EXERCISE GOAL >> Narrow the data below down to the lines containing "việc".

· · · ·

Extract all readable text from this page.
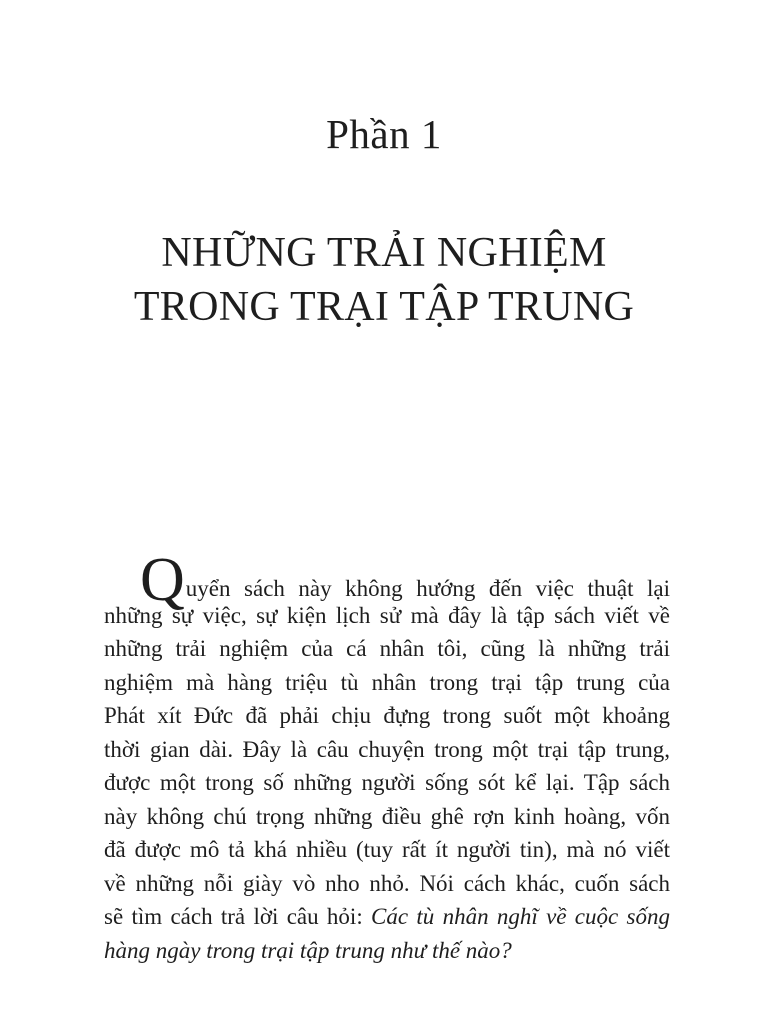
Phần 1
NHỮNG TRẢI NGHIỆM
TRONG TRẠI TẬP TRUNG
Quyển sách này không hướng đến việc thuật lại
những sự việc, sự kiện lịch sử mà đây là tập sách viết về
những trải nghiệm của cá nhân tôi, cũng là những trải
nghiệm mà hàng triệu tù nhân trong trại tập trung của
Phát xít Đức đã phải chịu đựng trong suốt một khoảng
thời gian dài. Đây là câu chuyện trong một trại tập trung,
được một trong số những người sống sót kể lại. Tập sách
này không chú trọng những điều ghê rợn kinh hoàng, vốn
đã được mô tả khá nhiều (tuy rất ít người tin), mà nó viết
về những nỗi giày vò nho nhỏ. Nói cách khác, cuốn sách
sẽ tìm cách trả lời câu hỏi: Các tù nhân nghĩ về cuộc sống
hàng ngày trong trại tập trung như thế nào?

· · · ·

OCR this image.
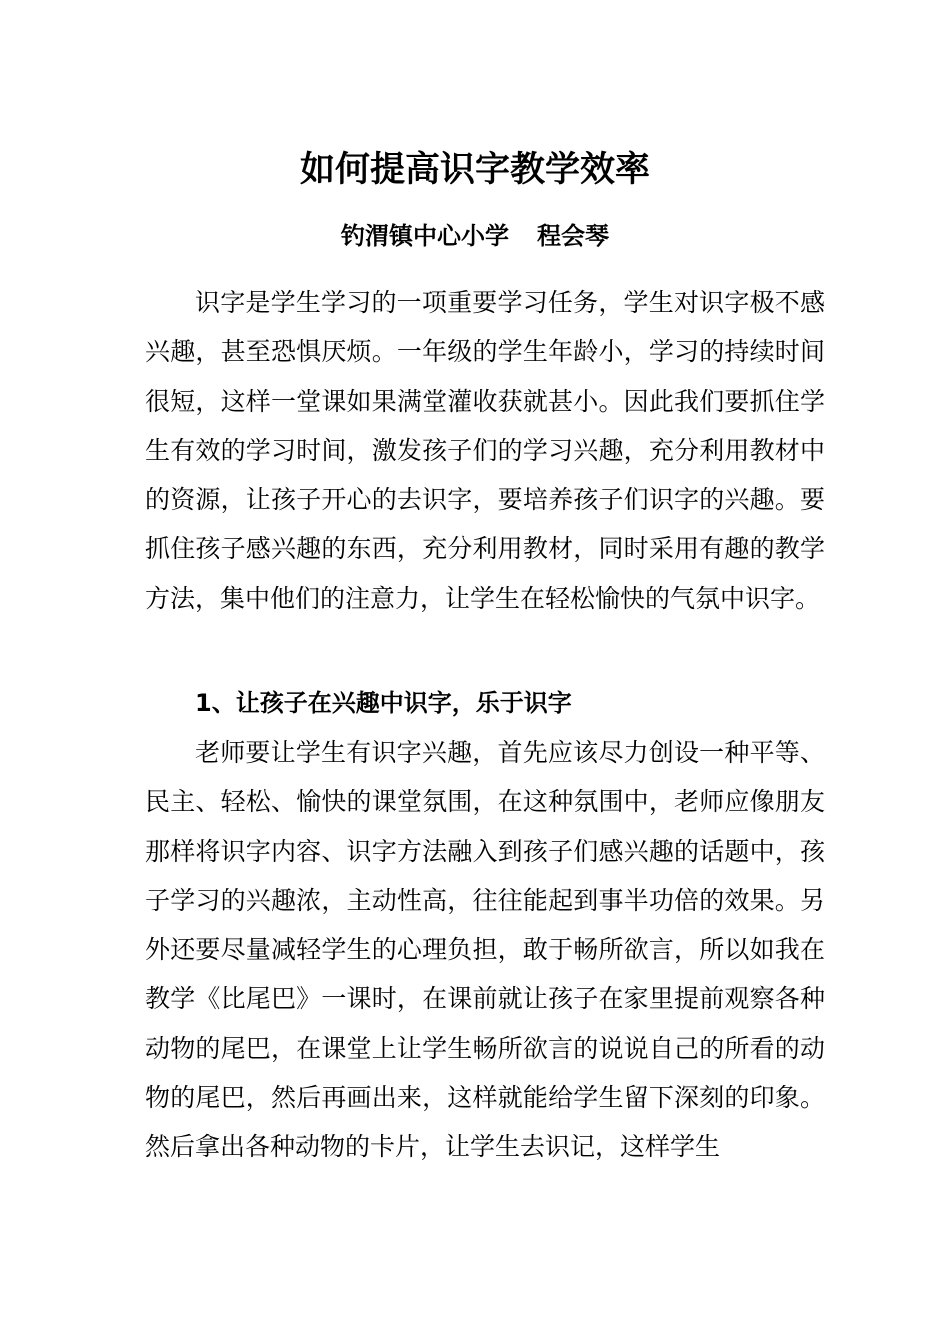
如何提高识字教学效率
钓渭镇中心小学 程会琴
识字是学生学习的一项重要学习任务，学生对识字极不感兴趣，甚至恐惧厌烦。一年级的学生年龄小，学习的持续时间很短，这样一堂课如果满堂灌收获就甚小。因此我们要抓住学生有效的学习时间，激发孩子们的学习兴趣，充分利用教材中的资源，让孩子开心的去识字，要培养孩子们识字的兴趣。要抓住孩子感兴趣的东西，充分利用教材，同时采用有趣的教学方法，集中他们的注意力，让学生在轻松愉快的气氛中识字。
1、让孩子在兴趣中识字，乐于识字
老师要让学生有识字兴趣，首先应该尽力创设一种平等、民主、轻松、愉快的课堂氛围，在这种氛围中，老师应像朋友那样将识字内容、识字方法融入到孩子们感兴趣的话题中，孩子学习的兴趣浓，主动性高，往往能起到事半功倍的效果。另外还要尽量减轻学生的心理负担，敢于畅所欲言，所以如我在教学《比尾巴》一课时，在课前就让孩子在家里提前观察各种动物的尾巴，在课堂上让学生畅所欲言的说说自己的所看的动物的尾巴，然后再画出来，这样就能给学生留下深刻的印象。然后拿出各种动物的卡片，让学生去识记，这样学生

· · · ·

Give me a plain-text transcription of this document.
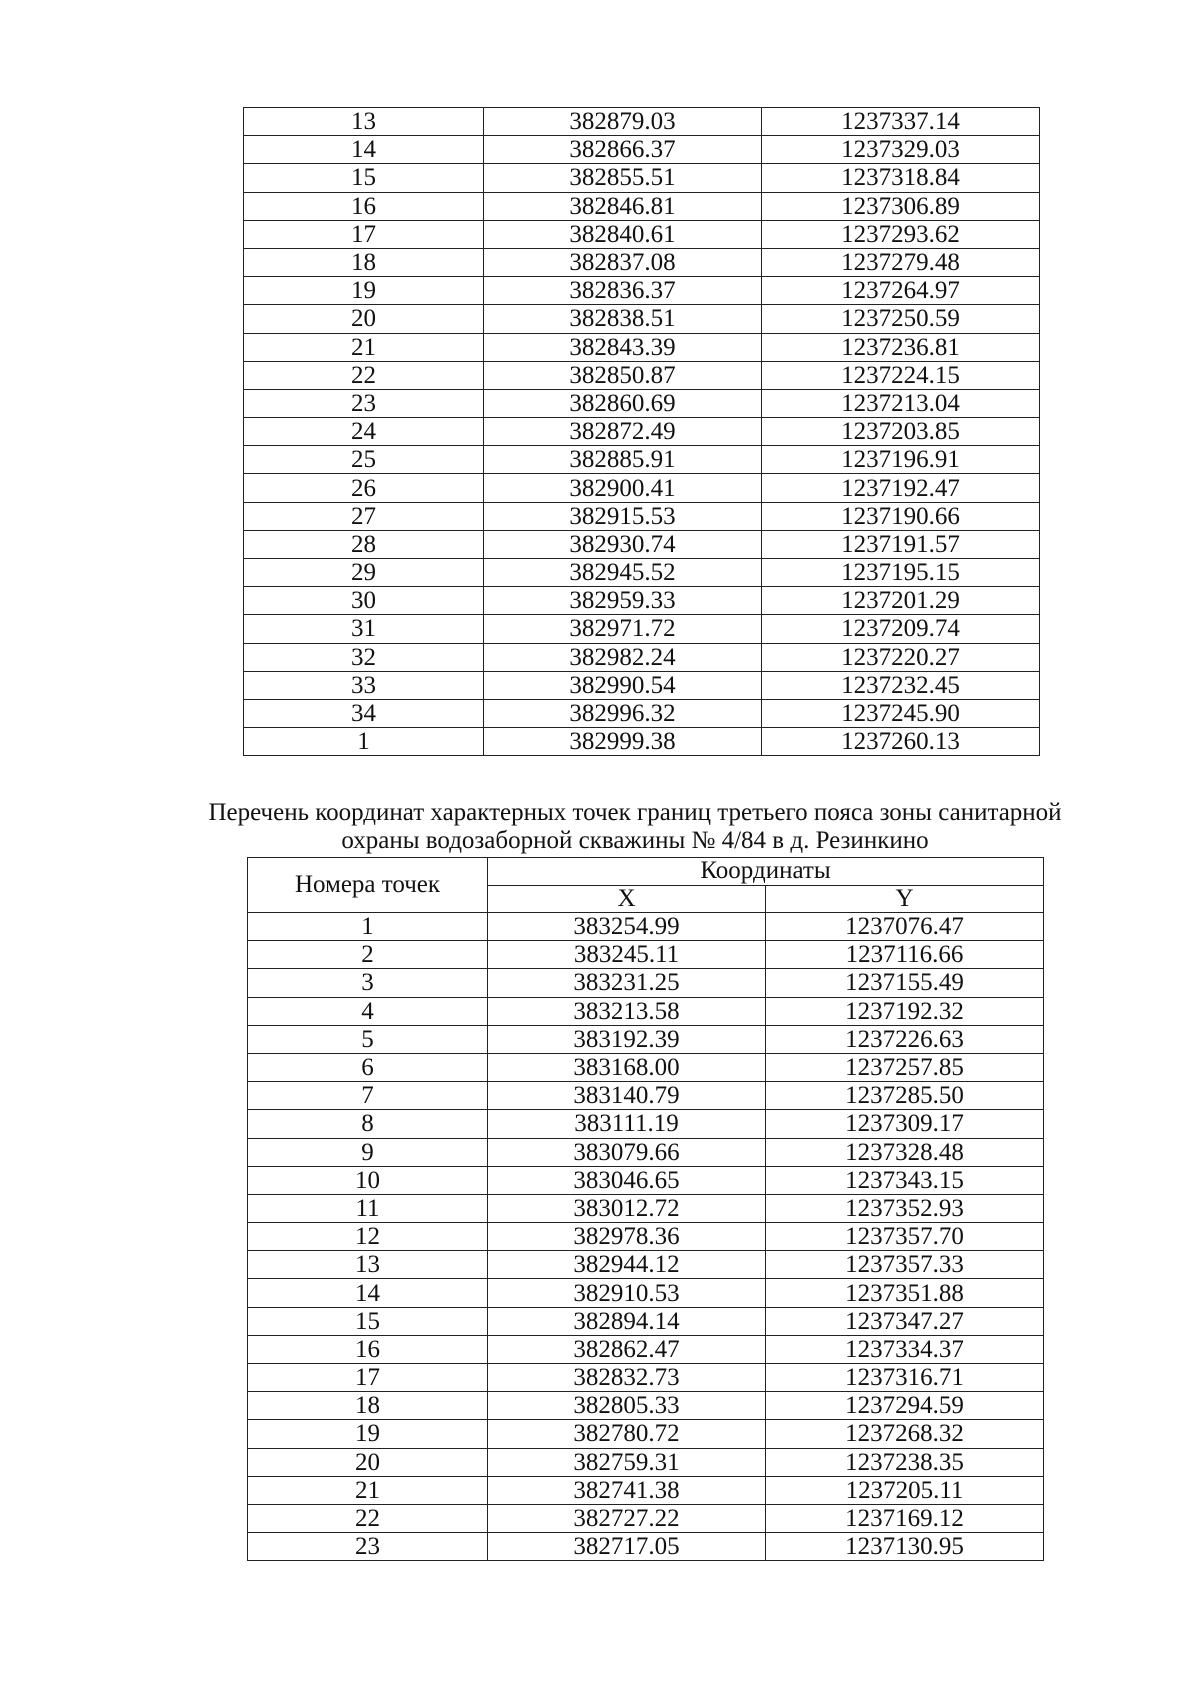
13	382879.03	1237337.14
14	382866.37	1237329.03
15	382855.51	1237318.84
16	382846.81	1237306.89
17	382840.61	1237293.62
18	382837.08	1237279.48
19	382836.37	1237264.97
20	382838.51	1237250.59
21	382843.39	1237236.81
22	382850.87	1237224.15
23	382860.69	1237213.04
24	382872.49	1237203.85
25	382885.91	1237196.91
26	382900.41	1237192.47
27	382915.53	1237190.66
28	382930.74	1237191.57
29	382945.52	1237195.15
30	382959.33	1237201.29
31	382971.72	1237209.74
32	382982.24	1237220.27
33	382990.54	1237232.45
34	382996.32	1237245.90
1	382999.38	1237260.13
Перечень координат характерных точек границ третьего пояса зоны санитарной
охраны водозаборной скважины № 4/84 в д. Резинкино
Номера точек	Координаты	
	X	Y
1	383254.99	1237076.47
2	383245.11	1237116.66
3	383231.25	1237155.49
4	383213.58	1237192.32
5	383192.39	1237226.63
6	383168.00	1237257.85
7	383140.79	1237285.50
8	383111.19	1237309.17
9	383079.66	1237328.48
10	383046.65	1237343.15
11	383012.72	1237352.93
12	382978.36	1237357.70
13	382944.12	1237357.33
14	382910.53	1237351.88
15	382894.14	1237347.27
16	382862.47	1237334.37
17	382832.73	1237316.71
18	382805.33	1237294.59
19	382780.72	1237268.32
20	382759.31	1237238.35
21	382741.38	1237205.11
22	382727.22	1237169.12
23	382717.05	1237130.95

· · · ·

THE ANSWER >>
Quyển sách này không hướng đến việc thuật lại
những sự việc, sự kiện lịch sử mà đây là tập sách viết về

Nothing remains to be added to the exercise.